--- begin ROWS ---

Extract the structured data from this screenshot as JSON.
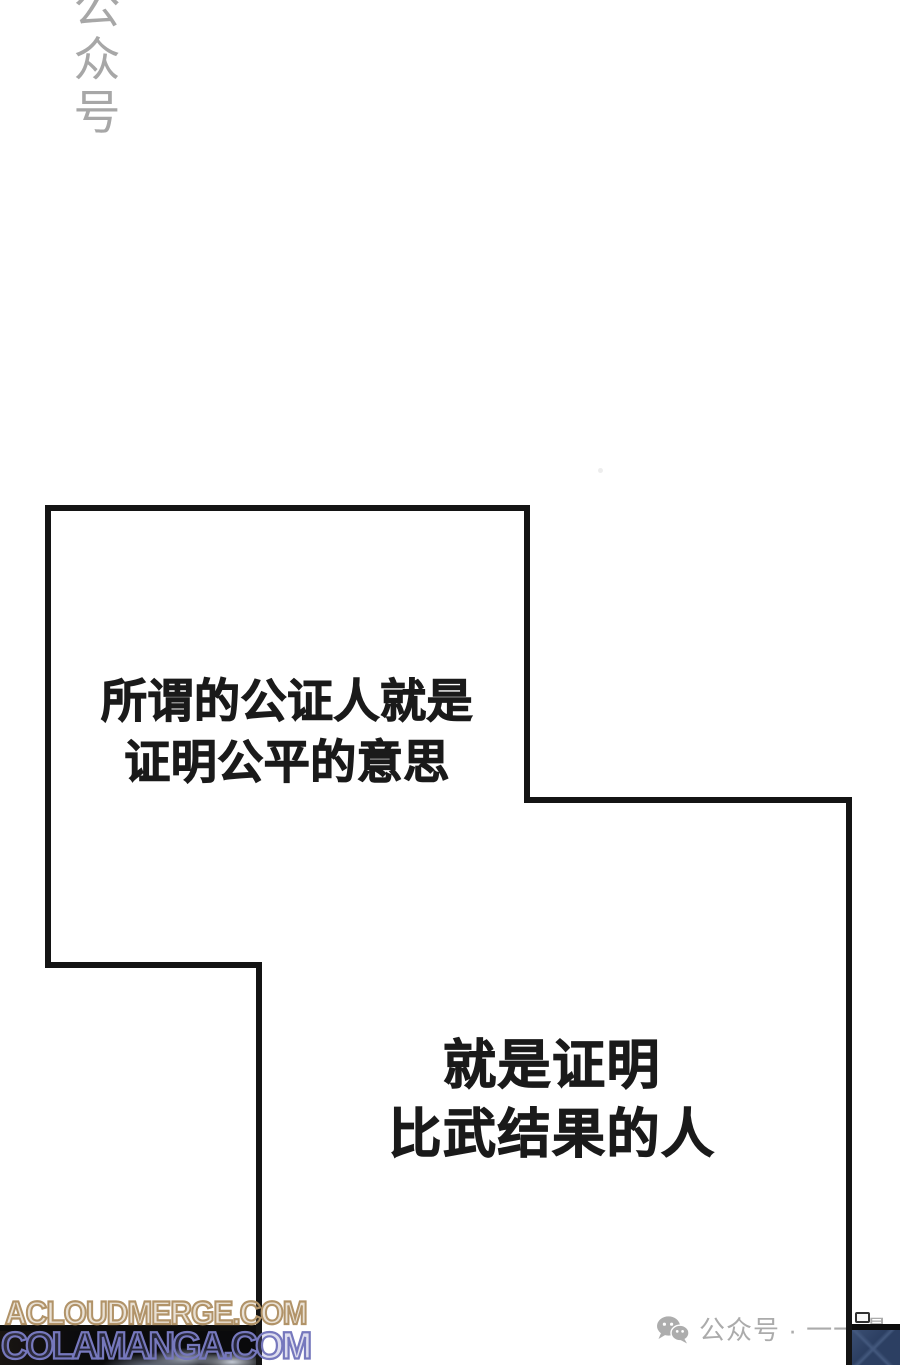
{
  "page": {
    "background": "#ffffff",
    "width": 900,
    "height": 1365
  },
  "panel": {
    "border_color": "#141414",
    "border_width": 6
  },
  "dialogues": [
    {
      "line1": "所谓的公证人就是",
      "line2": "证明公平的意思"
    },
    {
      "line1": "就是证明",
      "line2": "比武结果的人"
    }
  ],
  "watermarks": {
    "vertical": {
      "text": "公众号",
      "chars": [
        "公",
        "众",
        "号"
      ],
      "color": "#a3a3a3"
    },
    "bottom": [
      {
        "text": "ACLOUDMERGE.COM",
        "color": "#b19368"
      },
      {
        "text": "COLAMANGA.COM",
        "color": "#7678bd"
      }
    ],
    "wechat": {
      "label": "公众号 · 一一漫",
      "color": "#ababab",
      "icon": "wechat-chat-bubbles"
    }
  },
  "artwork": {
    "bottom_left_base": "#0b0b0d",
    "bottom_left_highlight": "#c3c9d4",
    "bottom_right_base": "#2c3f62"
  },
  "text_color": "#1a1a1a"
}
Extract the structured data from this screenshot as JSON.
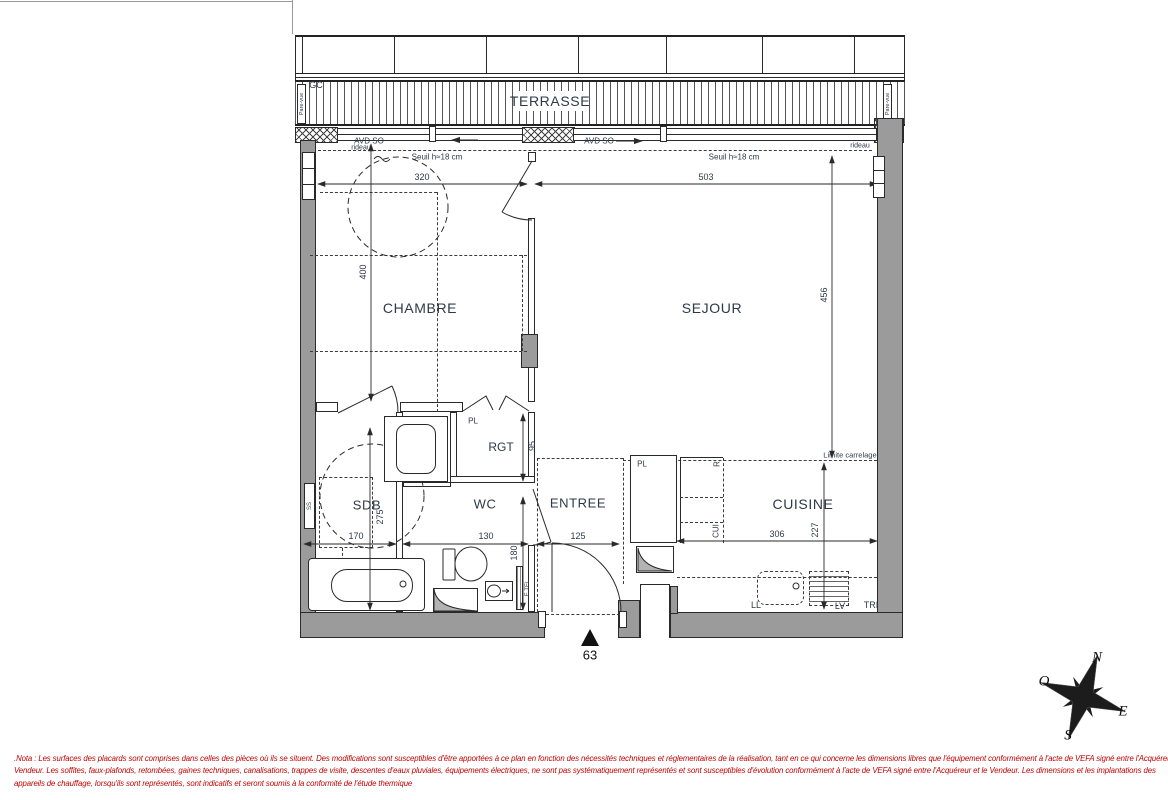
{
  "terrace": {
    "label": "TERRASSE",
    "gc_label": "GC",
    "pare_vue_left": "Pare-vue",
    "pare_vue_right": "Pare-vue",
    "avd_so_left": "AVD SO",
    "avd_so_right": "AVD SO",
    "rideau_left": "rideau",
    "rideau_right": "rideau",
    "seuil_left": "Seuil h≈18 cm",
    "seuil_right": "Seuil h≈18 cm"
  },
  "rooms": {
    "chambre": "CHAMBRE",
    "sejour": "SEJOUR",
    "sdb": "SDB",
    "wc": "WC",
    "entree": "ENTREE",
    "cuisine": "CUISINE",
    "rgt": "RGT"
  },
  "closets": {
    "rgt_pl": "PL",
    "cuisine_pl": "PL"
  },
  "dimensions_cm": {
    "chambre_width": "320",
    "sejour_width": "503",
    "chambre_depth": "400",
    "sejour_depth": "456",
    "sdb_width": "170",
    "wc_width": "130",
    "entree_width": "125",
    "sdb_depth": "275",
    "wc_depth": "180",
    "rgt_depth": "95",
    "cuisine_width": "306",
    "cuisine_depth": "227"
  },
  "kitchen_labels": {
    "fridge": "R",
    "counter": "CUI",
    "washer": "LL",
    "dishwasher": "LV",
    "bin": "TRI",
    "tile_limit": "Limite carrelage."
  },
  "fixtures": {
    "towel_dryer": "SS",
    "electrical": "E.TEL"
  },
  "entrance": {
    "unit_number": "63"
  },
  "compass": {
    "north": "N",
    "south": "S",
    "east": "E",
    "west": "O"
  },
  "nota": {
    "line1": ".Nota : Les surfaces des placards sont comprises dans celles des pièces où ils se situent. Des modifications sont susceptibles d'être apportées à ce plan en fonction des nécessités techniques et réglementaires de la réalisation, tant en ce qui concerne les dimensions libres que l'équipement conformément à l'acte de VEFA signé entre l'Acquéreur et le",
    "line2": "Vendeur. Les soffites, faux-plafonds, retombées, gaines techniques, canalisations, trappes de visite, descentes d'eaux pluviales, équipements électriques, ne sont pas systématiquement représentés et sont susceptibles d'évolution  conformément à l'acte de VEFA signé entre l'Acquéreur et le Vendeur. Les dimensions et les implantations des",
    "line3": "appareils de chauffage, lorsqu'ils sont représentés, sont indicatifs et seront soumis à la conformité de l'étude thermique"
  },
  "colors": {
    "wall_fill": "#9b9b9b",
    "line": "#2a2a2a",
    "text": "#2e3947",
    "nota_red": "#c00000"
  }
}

--- end ROWS ---

TASK TO COMPLETE
Reproduce each line of the entries in which the word "Seuil" is found.

FULL ANSWER
    "seuil_left": "Seuil h≈18 cm",
    "seuil_right": "Seuil h≈18 cm"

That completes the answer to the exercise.